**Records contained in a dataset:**
○ ○ ○
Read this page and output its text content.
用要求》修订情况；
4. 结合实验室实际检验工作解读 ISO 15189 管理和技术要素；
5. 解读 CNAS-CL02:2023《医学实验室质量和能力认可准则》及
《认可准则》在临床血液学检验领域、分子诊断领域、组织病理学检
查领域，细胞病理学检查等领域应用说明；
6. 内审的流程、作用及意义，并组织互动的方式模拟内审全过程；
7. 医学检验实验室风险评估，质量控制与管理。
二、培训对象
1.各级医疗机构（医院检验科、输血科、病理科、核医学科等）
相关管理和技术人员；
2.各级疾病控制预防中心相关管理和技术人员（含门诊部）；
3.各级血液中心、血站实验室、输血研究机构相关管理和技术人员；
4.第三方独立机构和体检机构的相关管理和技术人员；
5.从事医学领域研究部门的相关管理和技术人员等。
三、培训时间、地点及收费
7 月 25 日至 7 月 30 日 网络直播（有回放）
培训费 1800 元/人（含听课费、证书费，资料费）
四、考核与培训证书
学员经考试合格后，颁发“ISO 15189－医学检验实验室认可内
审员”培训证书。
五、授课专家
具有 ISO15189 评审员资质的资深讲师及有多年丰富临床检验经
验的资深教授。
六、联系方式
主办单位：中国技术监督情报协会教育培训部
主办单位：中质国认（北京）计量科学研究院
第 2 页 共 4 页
○ ○ ○
**Problem description:**
Reproduce all of the records exactly.

**Answer:**
Read this page and output its text content.
用要求》修订情况；
4. 结合实验室实际检验工作解读 ISO 15189 管理和技术要素；
5. 解读 CNAS-CL02:2023《医学实验室质量和能力认可准则》及
《认可准则》在临床血液学检验领域、分子诊断领域、组织病理学检
查领域，细胞病理学检查等领域应用说明；
6. 内审的流程、作用及意义，并组织互动的方式模拟内审全过程；
7. 医学检验实验室风险评估，质量控制与管理。
二、培训对象
1.各级医疗机构（医院检验科、输血科、病理科、核医学科等）
相关管理和技术人员；
2.各级疾病控制预防中心相关管理和技术人员（含门诊部）；
3.各级血液中心、血站实验室、输血研究机构相关管理和技术人员；
4.第三方独立机构和体检机构的相关管理和技术人员；
5.从事医学领域研究部门的相关管理和技术人员等。
三、培训时间、地点及收费
7 月 25 日至 7 月 30 日 网络直播（有回放）
培训费 1800 元/人（含听课费、证书费，资料费）
四、考核与培训证书
学员经考试合格后，颁发“ISO 15189－医学检验实验室认可内
审员”培训证书。
五、授课专家
具有 ISO15189 评审员资质的资深讲师及有多年丰富临床检验经
验的资深教授。
六、联系方式
主办单位：中国技术监督情报协会教育培训部
主办单位：中质国认（北京）计量科学研究院
第 2 页 共 4 页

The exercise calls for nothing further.